▸ TASK OBJECTIVE
Return all of the entries exactly, with nothing added or left out.

Dataset listings of figures:
---+---
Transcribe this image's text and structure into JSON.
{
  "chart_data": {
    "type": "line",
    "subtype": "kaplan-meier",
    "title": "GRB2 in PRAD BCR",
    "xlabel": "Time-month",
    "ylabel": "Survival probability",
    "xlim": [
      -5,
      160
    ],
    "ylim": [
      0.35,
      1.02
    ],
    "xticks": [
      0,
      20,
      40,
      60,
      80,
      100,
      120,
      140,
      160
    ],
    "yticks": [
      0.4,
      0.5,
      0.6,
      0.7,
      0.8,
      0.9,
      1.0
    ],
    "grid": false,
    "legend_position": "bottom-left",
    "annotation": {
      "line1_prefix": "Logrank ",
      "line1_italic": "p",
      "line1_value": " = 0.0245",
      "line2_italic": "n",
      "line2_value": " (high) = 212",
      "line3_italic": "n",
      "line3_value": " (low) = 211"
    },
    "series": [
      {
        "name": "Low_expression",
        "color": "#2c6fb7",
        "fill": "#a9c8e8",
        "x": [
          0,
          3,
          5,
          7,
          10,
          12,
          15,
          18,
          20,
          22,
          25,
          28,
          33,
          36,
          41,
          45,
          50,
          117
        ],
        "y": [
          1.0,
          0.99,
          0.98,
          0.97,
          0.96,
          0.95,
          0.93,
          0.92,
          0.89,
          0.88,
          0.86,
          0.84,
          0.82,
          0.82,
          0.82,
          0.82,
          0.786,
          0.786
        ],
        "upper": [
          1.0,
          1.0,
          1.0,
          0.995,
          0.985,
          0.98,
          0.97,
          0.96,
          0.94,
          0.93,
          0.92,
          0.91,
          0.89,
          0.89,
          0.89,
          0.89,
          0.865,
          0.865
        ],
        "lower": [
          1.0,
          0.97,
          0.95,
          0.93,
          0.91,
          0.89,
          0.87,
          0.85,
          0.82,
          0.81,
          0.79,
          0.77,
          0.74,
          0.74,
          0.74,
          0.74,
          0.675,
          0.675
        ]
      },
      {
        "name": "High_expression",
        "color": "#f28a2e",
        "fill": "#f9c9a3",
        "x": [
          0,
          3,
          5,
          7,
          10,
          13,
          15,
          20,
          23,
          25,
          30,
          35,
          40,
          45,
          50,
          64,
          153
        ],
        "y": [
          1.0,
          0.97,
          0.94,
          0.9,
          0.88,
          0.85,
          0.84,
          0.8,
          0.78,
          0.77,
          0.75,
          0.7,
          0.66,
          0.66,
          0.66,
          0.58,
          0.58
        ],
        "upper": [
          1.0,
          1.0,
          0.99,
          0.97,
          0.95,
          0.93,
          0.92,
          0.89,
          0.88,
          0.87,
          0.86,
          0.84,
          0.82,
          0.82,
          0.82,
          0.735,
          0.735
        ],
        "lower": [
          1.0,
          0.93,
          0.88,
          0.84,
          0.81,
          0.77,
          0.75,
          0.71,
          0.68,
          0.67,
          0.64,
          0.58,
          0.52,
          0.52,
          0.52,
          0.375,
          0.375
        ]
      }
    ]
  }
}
---+---
▸ EXPECTED ANSWER
Transcribe this image's text and structure into JSON.
{
  "chart_data": {
    "type": "line",
    "subtype": "kaplan-meier",
    "title": "GRB2 in PRAD BCR",
    "xlabel": "Time-month",
    "ylabel": "Survival probability",
    "xlim": [
      -5,
      160
    ],
    "ylim": [
      0.35,
      1.02
    ],
    "xticks": [
      0,
      20,
      40,
      60,
      80,
      100,
      120,
      140,
      160
    ],
    "yticks": [
      0.4,
      0.5,
      0.6,
      0.7,
      0.8,
      0.9,
      1.0
    ],
    "grid": false,
    "legend_position": "bottom-left",
    "annotation": {
      "line1_prefix": "Logrank ",
      "line1_italic": "p",
      "line1_value": " = 0.0245",
      "line2_italic": "n",
      "line2_value": " (high) = 212",
      "line3_italic": "n",
      "line3_value": " (low) = 211"
    },
    "series": [
      {
        "name": "Low_expression",
        "color": "#2c6fb7",
        "fill": "#a9c8e8",
        "x": [
          0,
          3,
          5,
          7,
          10,
          12,
          15,
          18,
          20,
          22,
          25,
          28,
          33,
          36,
          41,
          45,
          50,
          117
        ],
        "y": [
          1.0,
          0.99,
          0.98,
          0.97,
          0.96,
          0.95,
          0.93,
          0.92,
          0.89,
          0.88,
          0.86,
          0.84,
          0.82,
          0.82,
          0.82,
          0.82,
          0.786,
          0.786
        ],
        "upper": [
          1.0,
          1.0,
          1.0,
          0.995,
          0.985,
          0.98,
          0.97,
          0.96,
          0.94,
          0.93,
          0.92,
          0.91,
          0.89,
          0.89,
          0.89,
          0.89,
          0.865,
          0.865
        ],
        "lower": [
          1.0,
          0.97,
          0.95,
          0.93,
          0.91,
          0.89,
          0.87,
          0.85,
          0.82,
          0.81,
          0.79,
          0.77,
          0.74,
          0.74,
          0.74,
          0.74,
          0.675,
          0.675
        ]
      },
      {
        "name": "High_expression",
        "color": "#f28a2e",
        "fill": "#f9c9a3",
        "x": [
          0,
          3,
          5,
          7,
          10,
          13,
          15,
          20,
          23,
          25,
          30,
          35,
          40,
          45,
          50,
          64,
          153
        ],
        "y": [
          1.0,
          0.97,
          0.94,
          0.9,
          0.88,
          0.85,
          0.84,
          0.8,
          0.78,
          0.77,
          0.75,
          0.7,
          0.66,
          0.66,
          0.66,
          0.58,
          0.58
        ],
        "upper": [
          1.0,
          1.0,
          0.99,
          0.97,
          0.95,
          0.93,
          0.92,
          0.89,
          0.88,
          0.87,
          0.86,
          0.84,
          0.82,
          0.82,
          0.82,
          0.735,
          0.735
        ],
        "lower": [
          1.0,
          0.93,
          0.88,
          0.84,
          0.81,
          0.77,
          0.75,
          0.71,
          0.68,
          0.67,
          0.64,
          0.58,
          0.52,
          0.52,
          0.52,
          0.375,
          0.375
        ]
      }
    ]
  }
}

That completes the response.